:: DATA TO PROCESS

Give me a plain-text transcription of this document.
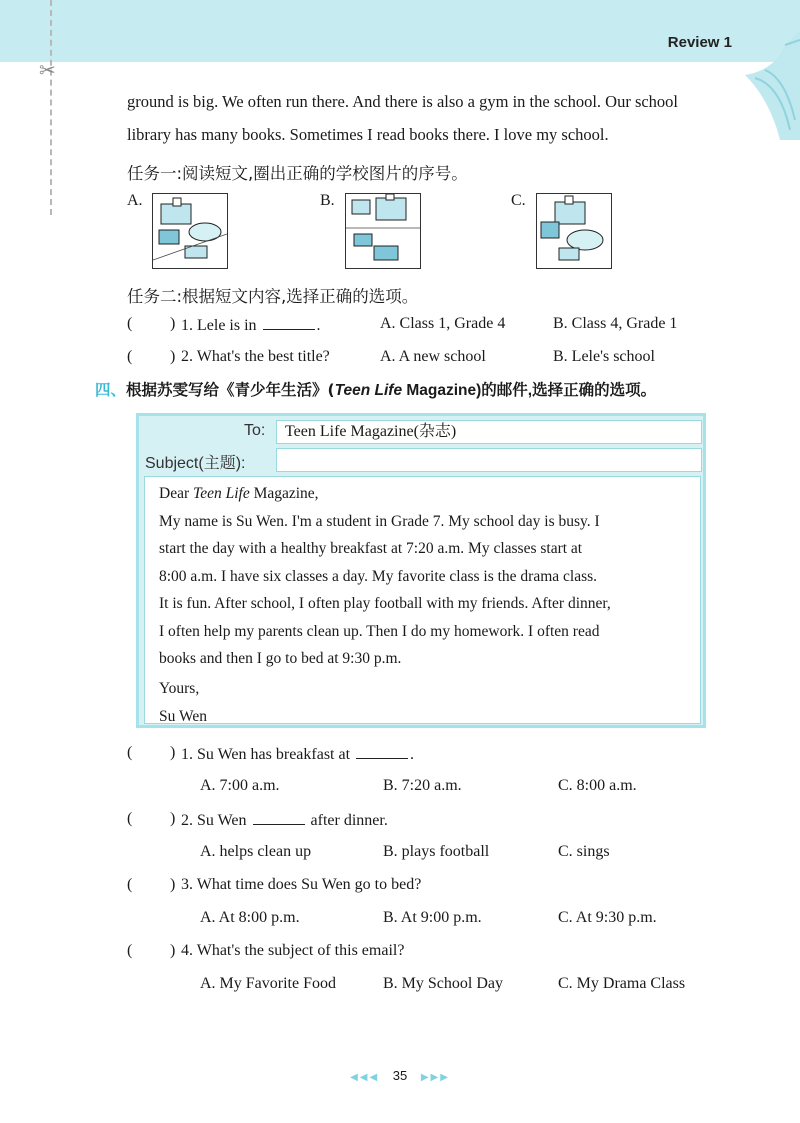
✂
Review 1

ground is big. We often run there. And there is also a gym in the school. Our school

library has many books. Sometimes I read books there. I love my school.

任务一:阅读短文,圈出正确的学校图片的序号。

A.	B.	C.

任务二:根据短文内容,选择正确的选项。

( ) 1. Lele is in	.	A. Class 1, Grade 4	B. Class 4, Grade 1
( ) 2. What's the best title?	A. A new school	B. Lele's school
四、根据苏雯写给《青少年生活》(Teen Life Magazine)的邮件,选择正确的选项。
To:	Teen Life Magazine(杂志)
Subject(主题):
Dear Teen Life Magazine,
My name is Su Wen. I'm a student in Grade 7. My school day is busy. I
start the day with a healthy breakfast at 7:20 a.m. My classes start at
8:00 a.m. I have six classes a day. My favorite class is the drama class.
It is fun. After school, I often play football with my friends. After dinner,
I often help my parents clean up. Then I do my homework. I often read
books and then I go to bed at 9:30 p.m.
Yours,
Su Wen
( ) 1. Su Wen has breakfast at	.
A. 7:00 a.m.	B. 7:20 a.m.	C. 8:00 a.m.
( ) 2. Su Wen	after dinner.
A. helps clean up	B. plays football	C. sings
( ) 3. What time does Su Wen go to bed?
A. At 8:00 p.m.	B. At 9:00 p.m.	C. At 9:30 p.m.
( ) 4. What's the subject of this email?
A. My Favorite Food	B. My School Day	C. My Drama Class
◀◀◀ 35 ▶▶▶
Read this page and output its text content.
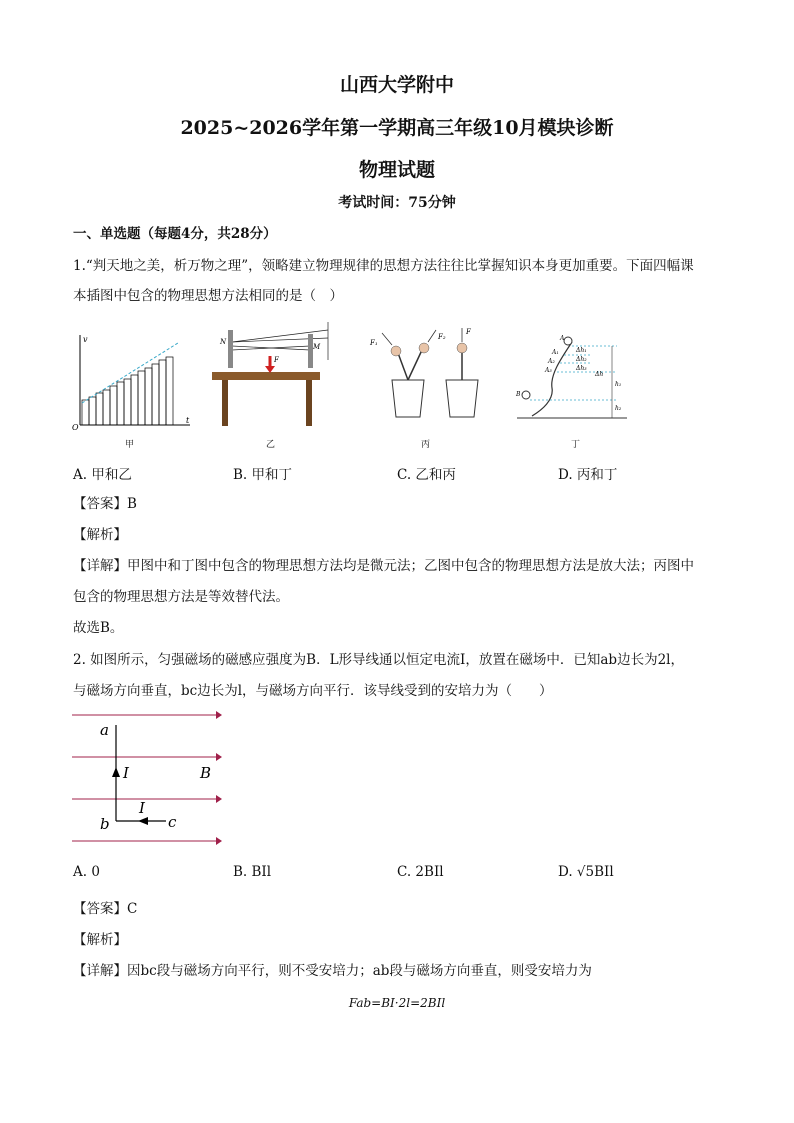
山西大学附中
2025~2026学年第一学期高三年级10月模块诊断
物理试题
考试时间：75分钟
一、单选题（每题4分，共28分）
1.“判天地之美，析万物之理”，领略建立物理规律的思想方法往往比掌握知识本身更加重要。下面四幅课
本插图中包含的物理思想方法相同的是（　）
v
t
O
甲
N
M
F
乙
F₁
F₂
F
丙
A
A₁
A₂
A₃
B
Δh₁
Δh₂
Δh₃
Δh
h₁
h₂
丁
A. 甲和乙	B. 甲和丁	C. 乙和丙	D. 丙和丁
【答案】B
【解析】
【详解】甲图中和丁图中包含的物理思想方法均是微元法；乙图中包含的物理思想方法是放大法；丙图中
包含的物理思想方法是等效替代法。
故选B。
2. 如图所示，匀强磁场的磁感应强度为B．L形导线通以恒定电流I，放置在磁场中．已知ab边长为2l，
与磁场方向垂直，bc边长为l，与磁场方向平行．该导线受到的安培力为（　　）
a
b	c
I
I
B
A. 0	B. BIl	C. 2BIl	D. √5BIl
【答案】C
【解析】
【详解】因bc段与磁场方向平行，则不受安培力；ab段与磁场方向垂直，则受安培力为
Fab=BI·2l=2BIl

::::

• WORK REQUIRED
Make an exact copy of the records above, with the pictures left out.

• FINISHED TASK
Give me a plain-text transcription of this document.
✂
Review 1

ground is big. We often run there. And there is also a gym in the school. Our school

library has many books. Sometimes I read books there. I love my school.

任务一:阅读短文,圈出正确的学校图片的序号。

A.	B.	C.

任务二:根据短文内容,选择正确的选项。

( ) 1. Lele is in	.	A. Class 1, Grade 4	B. Class 4, Grade 1
( ) 2. What's the best title?	A. A new school	B. Lele's school
四、根据苏雯写给《青少年生活》(Teen Life Magazine)的邮件,选择正确的选项。
To:	Teen Life Magazine(杂志)
Subject(主题):
Dear Teen Life Magazine,
My name is Su Wen. I'm a student in Grade 7. My school day is busy. I
start the day with a healthy breakfast at 7:20 a.m. My classes start at
8:00 a.m. I have six classes a day. My favorite class is the drama class.
It is fun. After school, I often play football with my friends. After dinner,
I often help my parents clean up. Then I do my homework. I often read
books and then I go to bed at 9:30 p.m.
Yours,
Su Wen
( ) 1. Su Wen has breakfast at	.
A. 7:00 a.m.	B. 7:20 a.m.	C. 8:00 a.m.
( ) 2. Su Wen	after dinner.
A. helps clean up	B. plays football	C. sings
( ) 3. What time does Su Wen go to bed?
A. At 8:00 p.m.	B. At 9:00 p.m.	C. At 9:30 p.m.
( ) 4. What's the subject of this email?
A. My Favorite Food	B. My School Day	C. My Drama Class
◀◀◀ 35 ▶▶▶
Read this page and output its text content.
山西大学附中
2025~2026学年第一学期高三年级10月模块诊断
物理试题
考试时间：75分钟
一、单选题（每题4分，共28分）
1.“判天地之美，析万物之理”，领略建立物理规律的思想方法往往比掌握知识本身更加重要。下面四幅课
本插图中包含的物理思想方法相同的是（　）
v
t
O
甲
N
M
F
乙
F₁
F₂
F
丙
A
A₁
A₂
A₃
B
Δh₁
Δh₂
Δh₃
Δh
h₁
h₂
丁
A. 甲和乙	B. 甲和丁	C. 乙和丙	D. 丙和丁
【答案】B
【解析】
【详解】甲图中和丁图中包含的物理思想方法均是微元法；乙图中包含的物理思想方法是放大法；丙图中
包含的物理思想方法是等效替代法。
故选B。
2. 如图所示，匀强磁场的磁感应强度为B．L形导线通以恒定电流I，放置在磁场中．已知ab边长为2l，
与磁场方向垂直，bc边长为l，与磁场方向平行．该导线受到的安培力为（　　）
a
b	c
I
I
B
A. 0	B. BIl	C. 2BIl	D. √5BIl
【答案】C
【解析】
【详解】因bc段与磁场方向平行，则不受安培力；ab段与磁场方向垂直，则受安培力为
Fab=BI·2l=2BIl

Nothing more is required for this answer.